What the exercise asks:
Take every line from the listing below that includes "arbre" and copy it.

# START OF Raw records

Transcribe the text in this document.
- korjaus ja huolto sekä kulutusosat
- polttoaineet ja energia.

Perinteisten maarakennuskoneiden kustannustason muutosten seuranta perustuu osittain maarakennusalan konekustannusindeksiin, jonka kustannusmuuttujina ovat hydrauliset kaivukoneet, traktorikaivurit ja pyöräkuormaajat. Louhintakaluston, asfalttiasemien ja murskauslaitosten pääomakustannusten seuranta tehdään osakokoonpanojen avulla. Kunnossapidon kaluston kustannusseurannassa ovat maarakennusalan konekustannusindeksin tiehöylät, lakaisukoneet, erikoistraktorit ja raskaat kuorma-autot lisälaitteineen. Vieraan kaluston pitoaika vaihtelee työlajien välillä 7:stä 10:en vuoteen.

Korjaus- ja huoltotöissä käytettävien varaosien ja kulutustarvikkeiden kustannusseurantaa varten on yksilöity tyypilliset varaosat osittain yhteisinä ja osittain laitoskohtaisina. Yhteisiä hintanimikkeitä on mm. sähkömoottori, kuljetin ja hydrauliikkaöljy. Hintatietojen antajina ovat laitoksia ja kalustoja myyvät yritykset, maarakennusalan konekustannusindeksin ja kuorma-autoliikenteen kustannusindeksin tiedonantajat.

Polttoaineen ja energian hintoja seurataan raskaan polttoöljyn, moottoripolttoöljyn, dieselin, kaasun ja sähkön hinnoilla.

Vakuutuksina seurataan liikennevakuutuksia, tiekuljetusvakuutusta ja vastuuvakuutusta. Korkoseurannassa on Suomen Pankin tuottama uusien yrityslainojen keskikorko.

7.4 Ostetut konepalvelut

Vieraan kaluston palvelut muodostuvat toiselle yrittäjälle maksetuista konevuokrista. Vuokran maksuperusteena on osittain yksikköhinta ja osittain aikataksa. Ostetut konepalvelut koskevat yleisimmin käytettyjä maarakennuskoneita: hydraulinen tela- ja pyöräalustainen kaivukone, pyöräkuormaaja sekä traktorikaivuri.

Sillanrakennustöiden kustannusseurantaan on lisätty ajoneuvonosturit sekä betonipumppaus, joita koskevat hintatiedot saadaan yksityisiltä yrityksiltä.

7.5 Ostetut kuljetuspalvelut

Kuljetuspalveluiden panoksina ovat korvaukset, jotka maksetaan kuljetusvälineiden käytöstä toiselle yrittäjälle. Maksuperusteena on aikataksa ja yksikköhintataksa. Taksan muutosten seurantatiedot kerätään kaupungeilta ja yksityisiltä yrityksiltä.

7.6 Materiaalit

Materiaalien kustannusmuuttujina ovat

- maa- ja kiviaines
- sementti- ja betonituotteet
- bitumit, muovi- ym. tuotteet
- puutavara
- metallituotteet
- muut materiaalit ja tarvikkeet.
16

# END OF Raw records
# START OF Raw records

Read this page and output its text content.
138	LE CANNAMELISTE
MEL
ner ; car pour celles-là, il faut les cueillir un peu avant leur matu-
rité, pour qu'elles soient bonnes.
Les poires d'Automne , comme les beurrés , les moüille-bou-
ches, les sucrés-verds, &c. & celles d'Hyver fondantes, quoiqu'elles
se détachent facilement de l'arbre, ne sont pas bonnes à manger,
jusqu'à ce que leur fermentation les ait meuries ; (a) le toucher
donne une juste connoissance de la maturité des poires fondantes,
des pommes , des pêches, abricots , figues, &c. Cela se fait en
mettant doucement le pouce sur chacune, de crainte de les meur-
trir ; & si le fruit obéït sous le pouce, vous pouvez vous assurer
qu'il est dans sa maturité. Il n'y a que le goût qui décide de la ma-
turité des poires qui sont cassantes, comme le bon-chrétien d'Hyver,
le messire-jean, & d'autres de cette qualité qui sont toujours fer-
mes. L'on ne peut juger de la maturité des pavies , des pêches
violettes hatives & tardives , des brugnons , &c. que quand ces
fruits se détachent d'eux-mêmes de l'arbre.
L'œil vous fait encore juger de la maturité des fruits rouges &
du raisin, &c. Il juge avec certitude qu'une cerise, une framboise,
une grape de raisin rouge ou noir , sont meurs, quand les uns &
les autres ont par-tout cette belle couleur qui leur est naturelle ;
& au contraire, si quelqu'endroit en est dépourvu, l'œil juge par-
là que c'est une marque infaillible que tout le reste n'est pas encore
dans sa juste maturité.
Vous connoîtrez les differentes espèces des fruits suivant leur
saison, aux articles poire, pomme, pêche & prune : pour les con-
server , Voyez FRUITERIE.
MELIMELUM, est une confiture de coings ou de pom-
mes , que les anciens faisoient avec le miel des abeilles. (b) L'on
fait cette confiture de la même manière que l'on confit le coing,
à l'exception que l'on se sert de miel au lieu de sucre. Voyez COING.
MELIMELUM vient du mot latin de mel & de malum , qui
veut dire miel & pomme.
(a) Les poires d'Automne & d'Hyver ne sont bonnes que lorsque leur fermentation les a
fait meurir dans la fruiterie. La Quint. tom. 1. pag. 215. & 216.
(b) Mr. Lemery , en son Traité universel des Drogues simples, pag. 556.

# END OF Raw records
# START OF Raw records

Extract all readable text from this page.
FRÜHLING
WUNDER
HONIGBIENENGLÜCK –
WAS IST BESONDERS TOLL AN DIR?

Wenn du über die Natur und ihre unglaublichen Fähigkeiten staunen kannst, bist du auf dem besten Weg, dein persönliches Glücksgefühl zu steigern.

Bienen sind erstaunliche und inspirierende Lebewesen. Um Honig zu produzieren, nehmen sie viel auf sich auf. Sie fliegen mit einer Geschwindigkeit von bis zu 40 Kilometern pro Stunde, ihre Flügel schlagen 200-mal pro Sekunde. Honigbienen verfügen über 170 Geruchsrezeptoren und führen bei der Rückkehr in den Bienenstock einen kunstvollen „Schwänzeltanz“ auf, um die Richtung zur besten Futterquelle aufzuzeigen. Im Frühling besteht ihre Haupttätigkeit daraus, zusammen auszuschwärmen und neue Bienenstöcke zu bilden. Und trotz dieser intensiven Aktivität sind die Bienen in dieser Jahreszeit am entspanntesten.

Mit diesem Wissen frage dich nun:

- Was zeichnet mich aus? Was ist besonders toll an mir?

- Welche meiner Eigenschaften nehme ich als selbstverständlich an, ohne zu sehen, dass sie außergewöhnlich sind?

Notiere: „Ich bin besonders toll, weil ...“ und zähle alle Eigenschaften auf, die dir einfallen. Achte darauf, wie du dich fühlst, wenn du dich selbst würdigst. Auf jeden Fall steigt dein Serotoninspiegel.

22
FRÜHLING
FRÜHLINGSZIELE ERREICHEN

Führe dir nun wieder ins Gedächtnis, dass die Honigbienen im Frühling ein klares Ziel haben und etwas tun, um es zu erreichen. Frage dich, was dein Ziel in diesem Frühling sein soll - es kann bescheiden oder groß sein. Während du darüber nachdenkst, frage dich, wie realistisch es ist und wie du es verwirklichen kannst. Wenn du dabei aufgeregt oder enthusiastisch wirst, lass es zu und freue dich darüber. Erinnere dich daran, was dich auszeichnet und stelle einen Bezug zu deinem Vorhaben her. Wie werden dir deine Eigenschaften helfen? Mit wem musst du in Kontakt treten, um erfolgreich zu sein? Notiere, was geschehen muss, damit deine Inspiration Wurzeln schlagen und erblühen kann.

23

# END OF Raw records

Solution below:
se détachent facilement de l'arbre, ne sont pas bonnes à manger,
fruits se détachent d'eux-mêmes de l'arbre.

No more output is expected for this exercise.